TASK => Pictures do not belong in the copy; transcribe everything else in the records exactly.

[Start]

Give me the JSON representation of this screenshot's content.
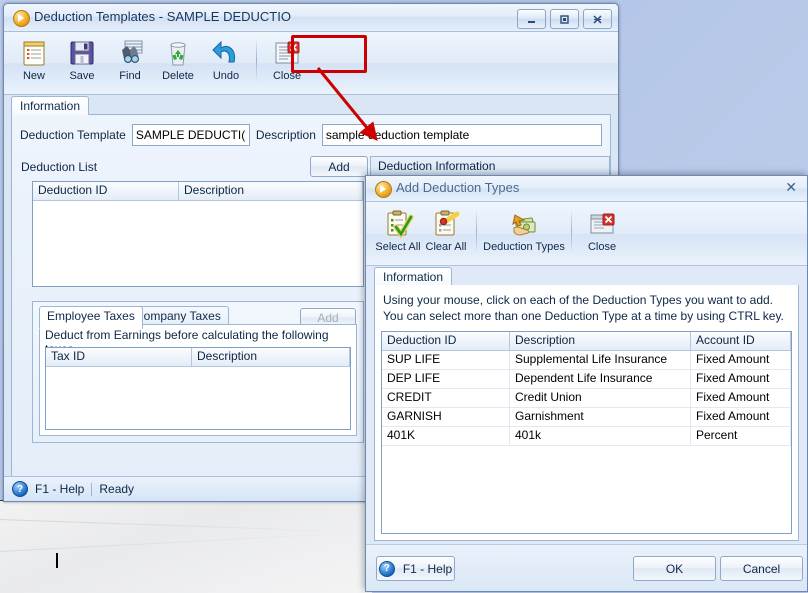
{
  "main_window": {
    "title": "Deduction Templates - SAMPLE DEDUCTIO",
    "window_buttons": {
      "minimize": "—",
      "maximize": "❐",
      "close": "✕"
    },
    "toolbar": [
      {
        "label": "New",
        "icon": "new-document-icon"
      },
      {
        "label": "Save",
        "icon": "floppy-disk-icon"
      },
      {
        "label": "Find",
        "icon": "binoculars-icon"
      },
      {
        "label": "Delete",
        "icon": "recycle-bin-icon"
      },
      {
        "label": "Undo",
        "icon": "undo-arrow-icon"
      },
      {
        "label": "Close",
        "icon": "document-close-icon"
      }
    ],
    "tab": "Information",
    "fields": {
      "deduction_template_label": "Deduction Template",
      "deduction_template_value": "SAMPLE DEDUCTI(",
      "description_label": "Description",
      "description_value": "sample deduction template"
    },
    "deduction_list": {
      "label": "Deduction List",
      "add_button": "Add",
      "columns": [
        "Deduction ID",
        "Description"
      ],
      "rows": []
    },
    "taxes": {
      "tabs": [
        "Employee Taxes",
        "Company Taxes"
      ],
      "active_tab": "Employee Taxes",
      "add_button": "Add",
      "note": "Deduct from Earnings before calculating the following taxes",
      "columns": [
        "Tax ID",
        "Description"
      ],
      "rows": []
    },
    "right_panel": {
      "header": "Deduction Information"
    },
    "statusbar": {
      "help": "F1 - Help",
      "status": "Ready"
    }
  },
  "dialog": {
    "title": "Add Deduction Types",
    "close_x": "✕",
    "toolbar": [
      {
        "label": "Select All",
        "icon": "clipboard-check-icon"
      },
      {
        "label": "Clear All",
        "icon": "clipboard-clear-icon"
      },
      {
        "label": "Deduction Types",
        "icon": "money-hand-icon"
      },
      {
        "label": "Close",
        "icon": "window-close-icon"
      }
    ],
    "tab": "Information",
    "instruction_line1": "Using your mouse, click on each of the Deduction Types you want to add.",
    "instruction_line2": "You can select more than one Deduction Type at a time by using CTRL key.",
    "grid": {
      "columns": [
        "Deduction ID",
        "Description",
        "Account ID"
      ],
      "rows": [
        {
          "id": "SUP LIFE",
          "description": "Supplemental Life Insurance",
          "account": "Fixed Amount"
        },
        {
          "id": "DEP LIFE",
          "description": "Dependent Life Insurance",
          "account": "Fixed Amount"
        },
        {
          "id": "CREDIT",
          "description": "Credit Union",
          "account": "Fixed Amount"
        },
        {
          "id": "GARNISH",
          "description": "Garnishment",
          "account": "Fixed Amount"
        },
        {
          "id": "401K",
          "description": "401k",
          "account": "Percent"
        }
      ]
    },
    "footer": {
      "help": "F1 - Help",
      "ok": "OK",
      "cancel": "Cancel"
    }
  },
  "annotation": {
    "highlight_color": "#cc0000",
    "target": "Add"
  }
}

[End]

ANSWER BELOW =>
Give me the JSON representation of this screenshot's content.
{
  "main_window": {
    "title": "Deduction Templates - SAMPLE DEDUCTIO",
    "window_buttons": {
      "minimize": "—",
      "maximize": "❐",
      "close": "✕"
    },
    "toolbar": [
      {
        "label": "New",
        "icon": "new-document-icon"
      },
      {
        "label": "Save",
        "icon": "floppy-disk-icon"
      },
      {
        "label": "Find",
        "icon": "binoculars-icon"
      },
      {
        "label": "Delete",
        "icon": "recycle-bin-icon"
      },
      {
        "label": "Undo",
        "icon": "undo-arrow-icon"
      },
      {
        "label": "Close",
        "icon": "document-close-icon"
      }
    ],
    "tab": "Information",
    "fields": {
      "deduction_template_label": "Deduction Template",
      "deduction_template_value": "SAMPLE DEDUCTI(",
      "description_label": "Description",
      "description_value": "sample deduction template"
    },
    "deduction_list": {
      "label": "Deduction List",
      "add_button": "Add",
      "columns": [
        "Deduction ID",
        "Description"
      ],
      "rows": []
    },
    "taxes": {
      "tabs": [
        "Employee Taxes",
        "Company Taxes"
      ],
      "active_tab": "Employee Taxes",
      "add_button": "Add",
      "note": "Deduct from Earnings before calculating the following taxes",
      "columns": [
        "Tax ID",
        "Description"
      ],
      "rows": []
    },
    "right_panel": {
      "header": "Deduction Information"
    },
    "statusbar": {
      "help": "F1 - Help",
      "status": "Ready"
    }
  },
  "dialog": {
    "title": "Add Deduction Types",
    "close_x": "✕",
    "toolbar": [
      {
        "label": "Select All",
        "icon": "clipboard-check-icon"
      },
      {
        "label": "Clear All",
        "icon": "clipboard-clear-icon"
      },
      {
        "label": "Deduction Types",
        "icon": "money-hand-icon"
      },
      {
        "label": "Close",
        "icon": "window-close-icon"
      }
    ],
    "tab": "Information",
    "instruction_line1": "Using your mouse, click on each of the Deduction Types you want to add.",
    "instruction_line2": "You can select more than one Deduction Type at a time by using CTRL key.",
    "grid": {
      "columns": [
        "Deduction ID",
        "Description",
        "Account ID"
      ],
      "rows": [
        {
          "id": "SUP LIFE",
          "description": "Supplemental Life Insurance",
          "account": "Fixed Amount"
        },
        {
          "id": "DEP LIFE",
          "description": "Dependent Life Insurance",
          "account": "Fixed Amount"
        },
        {
          "id": "CREDIT",
          "description": "Credit Union",
          "account": "Fixed Amount"
        },
        {
          "id": "GARNISH",
          "description": "Garnishment",
          "account": "Fixed Amount"
        },
        {
          "id": "401K",
          "description": "401k",
          "account": "Percent"
        }
      ]
    },
    "footer": {
      "help": "F1 - Help",
      "ok": "OK",
      "cancel": "Cancel"
    }
  },
  "annotation": {
    "highlight_color": "#cc0000",
    "target": "Add"
  }
}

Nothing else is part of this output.